TASK STATEMENT: Would you output the whole listing below, exactly as it reads?

INFORMATION PROVIDED:
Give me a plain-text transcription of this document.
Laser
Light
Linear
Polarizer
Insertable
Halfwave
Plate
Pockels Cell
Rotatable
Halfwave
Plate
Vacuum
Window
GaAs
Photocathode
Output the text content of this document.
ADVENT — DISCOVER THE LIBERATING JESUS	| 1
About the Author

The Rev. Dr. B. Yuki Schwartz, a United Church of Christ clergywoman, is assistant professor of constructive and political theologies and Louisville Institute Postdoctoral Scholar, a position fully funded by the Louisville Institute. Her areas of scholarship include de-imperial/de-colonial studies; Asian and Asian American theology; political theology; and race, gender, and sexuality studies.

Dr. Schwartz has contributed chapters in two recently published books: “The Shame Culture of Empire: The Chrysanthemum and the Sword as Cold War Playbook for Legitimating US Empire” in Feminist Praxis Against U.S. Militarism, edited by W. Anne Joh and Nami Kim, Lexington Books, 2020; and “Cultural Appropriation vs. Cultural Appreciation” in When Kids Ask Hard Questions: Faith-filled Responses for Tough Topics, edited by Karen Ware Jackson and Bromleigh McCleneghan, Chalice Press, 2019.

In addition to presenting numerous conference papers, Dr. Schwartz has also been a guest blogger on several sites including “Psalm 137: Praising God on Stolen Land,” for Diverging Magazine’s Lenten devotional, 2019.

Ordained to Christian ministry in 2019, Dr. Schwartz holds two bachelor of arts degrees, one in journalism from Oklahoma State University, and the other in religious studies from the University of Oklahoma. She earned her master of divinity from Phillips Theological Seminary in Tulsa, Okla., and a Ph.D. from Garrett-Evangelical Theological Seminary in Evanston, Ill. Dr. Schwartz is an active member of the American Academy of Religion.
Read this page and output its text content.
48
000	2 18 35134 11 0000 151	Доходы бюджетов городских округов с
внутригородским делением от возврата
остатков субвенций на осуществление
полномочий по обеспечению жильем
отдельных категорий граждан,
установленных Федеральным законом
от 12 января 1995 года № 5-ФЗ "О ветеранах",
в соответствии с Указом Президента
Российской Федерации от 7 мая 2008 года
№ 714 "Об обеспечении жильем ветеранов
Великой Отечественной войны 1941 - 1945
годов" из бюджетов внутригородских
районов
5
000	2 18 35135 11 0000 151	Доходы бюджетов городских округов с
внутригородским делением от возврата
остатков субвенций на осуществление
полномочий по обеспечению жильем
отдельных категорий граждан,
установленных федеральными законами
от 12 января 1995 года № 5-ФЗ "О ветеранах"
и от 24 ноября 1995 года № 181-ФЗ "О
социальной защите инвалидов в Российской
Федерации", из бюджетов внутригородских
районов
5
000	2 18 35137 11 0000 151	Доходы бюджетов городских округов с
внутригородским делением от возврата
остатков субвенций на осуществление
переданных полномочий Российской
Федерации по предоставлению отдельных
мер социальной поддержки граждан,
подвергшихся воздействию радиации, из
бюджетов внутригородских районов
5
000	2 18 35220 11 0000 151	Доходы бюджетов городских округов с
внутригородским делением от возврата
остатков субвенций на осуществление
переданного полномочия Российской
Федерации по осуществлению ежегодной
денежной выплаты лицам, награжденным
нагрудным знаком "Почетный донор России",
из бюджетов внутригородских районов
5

WRITTEN REPLY:
Give me a plain-text transcription of this document.
Laser
Light
Linear
Polarizer
Insertable
Halfwave
Plate
Pockels Cell
Rotatable
Halfwave
Plate
Vacuum
Window
GaAs
Photocathode
Output the text content of this document.
ADVENT — DISCOVER THE LIBERATING JESUS	| 1
About the Author

The Rev. Dr. B. Yuki Schwartz, a United Church of Christ clergywoman, is assistant professor of constructive and political theologies and Louisville Institute Postdoctoral Scholar, a position fully funded by the Louisville Institute. Her areas of scholarship include de-imperial/de-colonial studies; Asian and Asian American theology; political theology; and race, gender, and sexuality studies.

Dr. Schwartz has contributed chapters in two recently published books: “The Shame Culture of Empire: The Chrysanthemum and the Sword as Cold War Playbook for Legitimating US Empire” in Feminist Praxis Against U.S. Militarism, edited by W. Anne Joh and Nami Kim, Lexington Books, 2020; and “Cultural Appropriation vs. Cultural Appreciation” in When Kids Ask Hard Questions: Faith-filled Responses for Tough Topics, edited by Karen Ware Jackson and Bromleigh McCleneghan, Chalice Press, 2019.

In addition to presenting numerous conference papers, Dr. Schwartz has also been a guest blogger on several sites including “Psalm 137: Praising God on Stolen Land,” for Diverging Magazine’s Lenten devotional, 2019.

Ordained to Christian ministry in 2019, Dr. Schwartz holds two bachelor of arts degrees, one in journalism from Oklahoma State University, and the other in religious studies from the University of Oklahoma. She earned her master of divinity from Phillips Theological Seminary in Tulsa, Okla., and a Ph.D. from Garrett-Evangelical Theological Seminary in Evanston, Ill. Dr. Schwartz is an active member of the American Academy of Religion.
Read this page and output its text content.
48
000	2 18 35134 11 0000 151	Доходы бюджетов городских округов с
внутригородским делением от возврата
остатков субвенций на осуществление
полномочий по обеспечению жильем
отдельных категорий граждан,
установленных Федеральным законом
от 12 января 1995 года № 5-ФЗ "О ветеранах",
в соответствии с Указом Президента
Российской Федерации от 7 мая 2008 года
№ 714 "Об обеспечении жильем ветеранов
Великой Отечественной войны 1941 - 1945
годов" из бюджетов внутригородских
районов
5
000	2 18 35135 11 0000 151	Доходы бюджетов городских округов с
внутригородским делением от возврата
остатков субвенций на осуществление
полномочий по обеспечению жильем
отдельных категорий граждан,
установленных федеральными законами
от 12 января 1995 года № 5-ФЗ "О ветеранах"
и от 24 ноября 1995 года № 181-ФЗ "О
социальной защите инвалидов в Российской
Федерации", из бюджетов внутригородских
районов
5
000	2 18 35137 11 0000 151	Доходы бюджетов городских округов с
внутригородским делением от возврата
остатков субвенций на осуществление
переданных полномочий Российской
Федерации по предоставлению отдельных
мер социальной поддержки граждан,
подвергшихся воздействию радиации, из
бюджетов внутригородских районов
5
000	2 18 35220 11 0000 151	Доходы бюджетов городских округов с
внутригородским делением от возврата
остатков субвенций на осуществление
переданного полномочия Российской
Федерации по осуществлению ежегодной
денежной выплаты лицам, награжденным
нагрудным знаком "Почетный донор России",
из бюджетов внутригородских районов
5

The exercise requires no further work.